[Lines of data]
────────

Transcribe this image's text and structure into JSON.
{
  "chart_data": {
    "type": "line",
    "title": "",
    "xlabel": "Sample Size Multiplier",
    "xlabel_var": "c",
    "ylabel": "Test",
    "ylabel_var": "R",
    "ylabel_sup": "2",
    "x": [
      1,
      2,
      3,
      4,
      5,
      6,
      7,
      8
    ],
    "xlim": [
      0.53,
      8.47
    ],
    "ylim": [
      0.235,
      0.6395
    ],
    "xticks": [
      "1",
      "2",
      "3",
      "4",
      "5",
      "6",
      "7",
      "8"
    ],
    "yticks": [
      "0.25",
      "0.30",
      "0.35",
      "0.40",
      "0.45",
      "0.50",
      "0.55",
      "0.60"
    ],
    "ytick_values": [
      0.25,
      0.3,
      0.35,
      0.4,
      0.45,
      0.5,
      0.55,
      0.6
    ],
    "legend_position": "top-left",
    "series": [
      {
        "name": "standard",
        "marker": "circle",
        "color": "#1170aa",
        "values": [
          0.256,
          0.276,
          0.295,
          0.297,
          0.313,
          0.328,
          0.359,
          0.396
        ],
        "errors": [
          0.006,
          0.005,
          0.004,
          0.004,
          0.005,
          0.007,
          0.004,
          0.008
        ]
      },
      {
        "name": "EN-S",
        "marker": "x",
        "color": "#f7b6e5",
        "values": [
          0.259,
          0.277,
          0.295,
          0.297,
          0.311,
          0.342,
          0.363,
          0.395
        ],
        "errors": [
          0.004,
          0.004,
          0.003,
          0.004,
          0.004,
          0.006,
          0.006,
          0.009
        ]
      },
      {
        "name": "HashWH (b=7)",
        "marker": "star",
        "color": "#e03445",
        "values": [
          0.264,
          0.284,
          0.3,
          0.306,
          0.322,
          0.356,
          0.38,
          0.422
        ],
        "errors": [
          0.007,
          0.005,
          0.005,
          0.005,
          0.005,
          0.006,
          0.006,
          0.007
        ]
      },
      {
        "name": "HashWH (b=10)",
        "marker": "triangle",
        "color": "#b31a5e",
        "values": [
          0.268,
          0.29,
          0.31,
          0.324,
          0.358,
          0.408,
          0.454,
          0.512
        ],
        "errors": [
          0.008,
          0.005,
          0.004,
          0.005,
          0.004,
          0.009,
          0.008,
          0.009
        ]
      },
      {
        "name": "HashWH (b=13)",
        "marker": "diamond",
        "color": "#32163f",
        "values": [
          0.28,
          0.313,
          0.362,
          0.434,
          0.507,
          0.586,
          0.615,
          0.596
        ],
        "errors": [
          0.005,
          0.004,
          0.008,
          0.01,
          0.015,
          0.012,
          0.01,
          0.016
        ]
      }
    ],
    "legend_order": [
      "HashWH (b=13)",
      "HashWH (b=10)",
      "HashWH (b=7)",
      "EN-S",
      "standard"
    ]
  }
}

────────

**DIRECTION**: Across the entries, how many lines hold the word "HashWH"? Say only the number.

**THE COMPLETED TASK**: 6